* Begin *
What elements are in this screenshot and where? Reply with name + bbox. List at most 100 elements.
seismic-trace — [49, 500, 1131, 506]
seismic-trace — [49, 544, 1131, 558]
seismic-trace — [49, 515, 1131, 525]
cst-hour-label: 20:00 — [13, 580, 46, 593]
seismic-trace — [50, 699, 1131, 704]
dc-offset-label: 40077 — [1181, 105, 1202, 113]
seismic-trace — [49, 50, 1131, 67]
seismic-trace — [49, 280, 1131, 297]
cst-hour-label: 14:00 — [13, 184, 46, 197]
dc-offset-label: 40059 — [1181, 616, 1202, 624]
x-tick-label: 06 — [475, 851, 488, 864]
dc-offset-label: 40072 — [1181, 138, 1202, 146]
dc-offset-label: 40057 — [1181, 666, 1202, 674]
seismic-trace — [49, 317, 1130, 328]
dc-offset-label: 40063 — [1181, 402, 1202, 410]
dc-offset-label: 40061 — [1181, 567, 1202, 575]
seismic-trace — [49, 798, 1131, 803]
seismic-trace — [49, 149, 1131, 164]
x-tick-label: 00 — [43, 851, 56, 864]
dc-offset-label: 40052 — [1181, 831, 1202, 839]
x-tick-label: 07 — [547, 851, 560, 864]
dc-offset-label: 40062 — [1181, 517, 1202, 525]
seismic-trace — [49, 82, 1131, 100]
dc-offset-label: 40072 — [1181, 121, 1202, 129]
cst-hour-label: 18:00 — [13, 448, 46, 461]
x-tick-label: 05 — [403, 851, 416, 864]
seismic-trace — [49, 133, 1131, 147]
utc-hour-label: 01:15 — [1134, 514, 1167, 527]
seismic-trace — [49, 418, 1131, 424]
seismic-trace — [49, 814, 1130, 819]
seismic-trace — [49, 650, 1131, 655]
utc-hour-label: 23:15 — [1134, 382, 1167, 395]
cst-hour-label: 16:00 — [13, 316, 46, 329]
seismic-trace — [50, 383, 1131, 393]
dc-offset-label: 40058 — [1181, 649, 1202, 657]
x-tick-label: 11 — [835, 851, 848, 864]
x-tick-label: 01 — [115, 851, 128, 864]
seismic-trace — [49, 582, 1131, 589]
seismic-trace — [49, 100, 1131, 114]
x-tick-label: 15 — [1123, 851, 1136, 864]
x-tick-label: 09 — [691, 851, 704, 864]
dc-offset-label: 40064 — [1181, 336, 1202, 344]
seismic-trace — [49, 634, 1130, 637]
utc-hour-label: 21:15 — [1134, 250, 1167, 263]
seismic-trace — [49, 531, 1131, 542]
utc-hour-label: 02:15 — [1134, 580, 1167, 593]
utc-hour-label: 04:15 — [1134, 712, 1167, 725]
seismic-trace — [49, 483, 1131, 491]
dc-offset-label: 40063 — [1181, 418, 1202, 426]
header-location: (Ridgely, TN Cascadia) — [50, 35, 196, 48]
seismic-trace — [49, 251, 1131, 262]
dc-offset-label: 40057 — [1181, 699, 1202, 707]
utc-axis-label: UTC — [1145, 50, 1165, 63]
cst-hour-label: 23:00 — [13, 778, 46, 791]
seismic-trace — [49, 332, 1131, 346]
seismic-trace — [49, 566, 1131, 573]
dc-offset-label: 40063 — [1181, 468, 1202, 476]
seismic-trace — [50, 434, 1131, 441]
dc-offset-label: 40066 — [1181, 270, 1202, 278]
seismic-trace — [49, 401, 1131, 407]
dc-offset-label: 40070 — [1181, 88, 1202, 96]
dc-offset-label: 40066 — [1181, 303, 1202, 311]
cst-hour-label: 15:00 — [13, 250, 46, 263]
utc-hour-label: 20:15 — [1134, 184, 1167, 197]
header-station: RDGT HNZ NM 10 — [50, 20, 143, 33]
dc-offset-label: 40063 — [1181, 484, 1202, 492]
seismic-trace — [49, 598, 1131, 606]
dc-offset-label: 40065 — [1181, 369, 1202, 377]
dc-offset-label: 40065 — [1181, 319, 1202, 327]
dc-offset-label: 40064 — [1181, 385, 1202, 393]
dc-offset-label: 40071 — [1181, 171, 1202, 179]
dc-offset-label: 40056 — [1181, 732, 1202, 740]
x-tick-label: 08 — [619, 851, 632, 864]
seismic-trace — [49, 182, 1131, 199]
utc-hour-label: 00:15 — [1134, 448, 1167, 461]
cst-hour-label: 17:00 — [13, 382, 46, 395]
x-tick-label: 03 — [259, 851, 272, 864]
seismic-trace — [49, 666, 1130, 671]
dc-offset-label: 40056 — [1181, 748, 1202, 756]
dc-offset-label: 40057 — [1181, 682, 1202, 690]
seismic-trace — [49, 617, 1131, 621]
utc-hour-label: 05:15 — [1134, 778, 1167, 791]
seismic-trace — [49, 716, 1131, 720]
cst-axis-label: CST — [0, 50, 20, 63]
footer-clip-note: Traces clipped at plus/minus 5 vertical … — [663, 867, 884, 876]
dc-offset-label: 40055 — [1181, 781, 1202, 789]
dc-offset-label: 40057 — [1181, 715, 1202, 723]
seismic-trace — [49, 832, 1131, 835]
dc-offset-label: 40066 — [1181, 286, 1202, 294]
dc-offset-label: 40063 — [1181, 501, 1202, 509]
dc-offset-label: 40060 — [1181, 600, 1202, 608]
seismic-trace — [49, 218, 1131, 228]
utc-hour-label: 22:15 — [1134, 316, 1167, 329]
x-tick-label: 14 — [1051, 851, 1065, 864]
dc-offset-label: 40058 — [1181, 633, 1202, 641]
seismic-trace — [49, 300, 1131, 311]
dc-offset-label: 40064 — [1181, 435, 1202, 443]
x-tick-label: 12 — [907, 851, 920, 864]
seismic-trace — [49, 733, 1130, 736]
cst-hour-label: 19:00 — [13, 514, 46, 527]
* End *
** Task prompt **
Quote all of the items above verbatim, line by line.

** Answer to the exercise **
What elements are in this screenshot and where? Reply with name + bbox. List at most 100 elements.
seismic-trace — [49, 500, 1131, 506]
seismic-trace — [49, 544, 1131, 558]
seismic-trace — [49, 515, 1131, 525]
cst-hour-label: 20:00 — [13, 580, 46, 593]
seismic-trace — [50, 699, 1131, 704]
dc-offset-label: 40077 — [1181, 105, 1202, 113]
seismic-trace — [49, 50, 1131, 67]
seismic-trace — [49, 280, 1131, 297]
cst-hour-label: 14:00 — [13, 184, 46, 197]
dc-offset-label: 40059 — [1181, 616, 1202, 624]
x-tick-label: 06 — [475, 851, 488, 864]
dc-offset-label: 40072 — [1181, 138, 1202, 146]
dc-offset-label: 40057 — [1181, 666, 1202, 674]
seismic-trace — [49, 317, 1130, 328]
dc-offset-label: 40063 — [1181, 402, 1202, 410]
dc-offset-label: 40061 — [1181, 567, 1202, 575]
seismic-trace — [49, 798, 1131, 803]
seismic-trace — [49, 149, 1131, 164]
x-tick-label: 00 — [43, 851, 56, 864]
dc-offset-label: 40052 — [1181, 831, 1202, 839]
x-tick-label: 07 — [547, 851, 560, 864]
dc-offset-label: 40062 — [1181, 517, 1202, 525]
seismic-trace — [49, 82, 1131, 100]
dc-offset-label: 40072 — [1181, 121, 1202, 129]
cst-hour-label: 18:00 — [13, 448, 46, 461]
x-tick-label: 05 — [403, 851, 416, 864]
seismic-trace — [49, 133, 1131, 147]
utc-hour-label: 01:15 — [1134, 514, 1167, 527]
seismic-trace — [49, 418, 1131, 424]
seismic-trace — [49, 814, 1130, 819]
seismic-trace — [49, 650, 1131, 655]
utc-hour-label: 23:15 — [1134, 382, 1167, 395]
cst-hour-label: 16:00 — [13, 316, 46, 329]
seismic-trace — [50, 383, 1131, 393]
dc-offset-label: 40058 — [1181, 649, 1202, 657]
x-tick-label: 11 — [835, 851, 848, 864]
x-tick-label: 01 — [115, 851, 128, 864]
seismic-trace — [49, 582, 1131, 589]
seismic-trace — [49, 100, 1131, 114]
x-tick-label: 15 — [1123, 851, 1136, 864]
x-tick-label: 09 — [691, 851, 704, 864]
dc-offset-label: 40064 — [1181, 336, 1202, 344]
seismic-trace — [49, 634, 1130, 637]
utc-hour-label: 21:15 — [1134, 250, 1167, 263]
seismic-trace — [49, 531, 1131, 542]
utc-hour-label: 02:15 — [1134, 580, 1167, 593]
utc-hour-label: 04:15 — [1134, 712, 1167, 725]
seismic-trace — [49, 483, 1131, 491]
dc-offset-label: 40063 — [1181, 418, 1202, 426]
header-location: (Ridgely, TN Cascadia) — [50, 35, 196, 48]
seismic-trace — [49, 251, 1131, 262]
dc-offset-label: 40057 — [1181, 699, 1202, 707]
utc-axis-label: UTC — [1145, 50, 1165, 63]
cst-hour-label: 23:00 — [13, 778, 46, 791]
seismic-trace — [49, 332, 1131, 346]
seismic-trace — [49, 566, 1131, 573]
dc-offset-label: 40063 — [1181, 468, 1202, 476]
seismic-trace — [50, 434, 1131, 441]
dc-offset-label: 40066 — [1181, 270, 1202, 278]
seismic-trace — [49, 401, 1131, 407]
dc-offset-label: 40070 — [1181, 88, 1202, 96]
dc-offset-label: 40066 — [1181, 303, 1202, 311]
cst-hour-label: 15:00 — [13, 250, 46, 263]
utc-hour-label: 20:15 — [1134, 184, 1167, 197]
header-station: RDGT HNZ NM 10 — [50, 20, 143, 33]
dc-offset-label: 40063 — [1181, 484, 1202, 492]
seismic-trace — [49, 598, 1131, 606]
dc-offset-label: 40065 — [1181, 369, 1202, 377]
dc-offset-label: 40065 — [1181, 319, 1202, 327]
dc-offset-label: 40064 — [1181, 385, 1202, 393]
dc-offset-label: 40071 — [1181, 171, 1202, 179]
dc-offset-label: 40056 — [1181, 732, 1202, 740]
x-tick-label: 08 — [619, 851, 632, 864]
seismic-trace — [49, 182, 1131, 199]
utc-hour-label: 00:15 — [1134, 448, 1167, 461]
cst-hour-label: 17:00 — [13, 382, 46, 395]
x-tick-label: 03 — [259, 851, 272, 864]
seismic-trace — [49, 666, 1130, 671]
dc-offset-label: 40056 — [1181, 748, 1202, 756]
dc-offset-label: 40057 — [1181, 682, 1202, 690]
seismic-trace — [49, 617, 1131, 621]
utc-hour-label: 05:15 — [1134, 778, 1167, 791]
seismic-trace — [49, 716, 1131, 720]
cst-axis-label: CST — [0, 50, 20, 63]
footer-clip-note: Traces clipped at plus/minus 5 vertical … — [663, 867, 884, 876]
dc-offset-label: 40055 — [1181, 781, 1202, 789]
dc-offset-label: 40057 — [1181, 715, 1202, 723]
seismic-trace — [49, 832, 1131, 835]
dc-offset-label: 40066 — [1181, 286, 1202, 294]
dc-offset-label: 40063 — [1181, 501, 1202, 509]
dc-offset-label: 40060 — [1181, 600, 1202, 608]
seismic-trace — [49, 218, 1131, 228]
utc-hour-label: 22:15 — [1134, 316, 1167, 329]
x-tick-label: 14 — [1051, 851, 1065, 864]
dc-offset-label: 40058 — [1181, 633, 1202, 641]
seismic-trace — [49, 300, 1131, 311]
dc-offset-label: 40064 — [1181, 435, 1202, 443]
x-tick-label: 12 — [907, 851, 920, 864]
seismic-trace — [49, 733, 1130, 736]
cst-hour-label: 19:00 — [13, 514, 46, 527]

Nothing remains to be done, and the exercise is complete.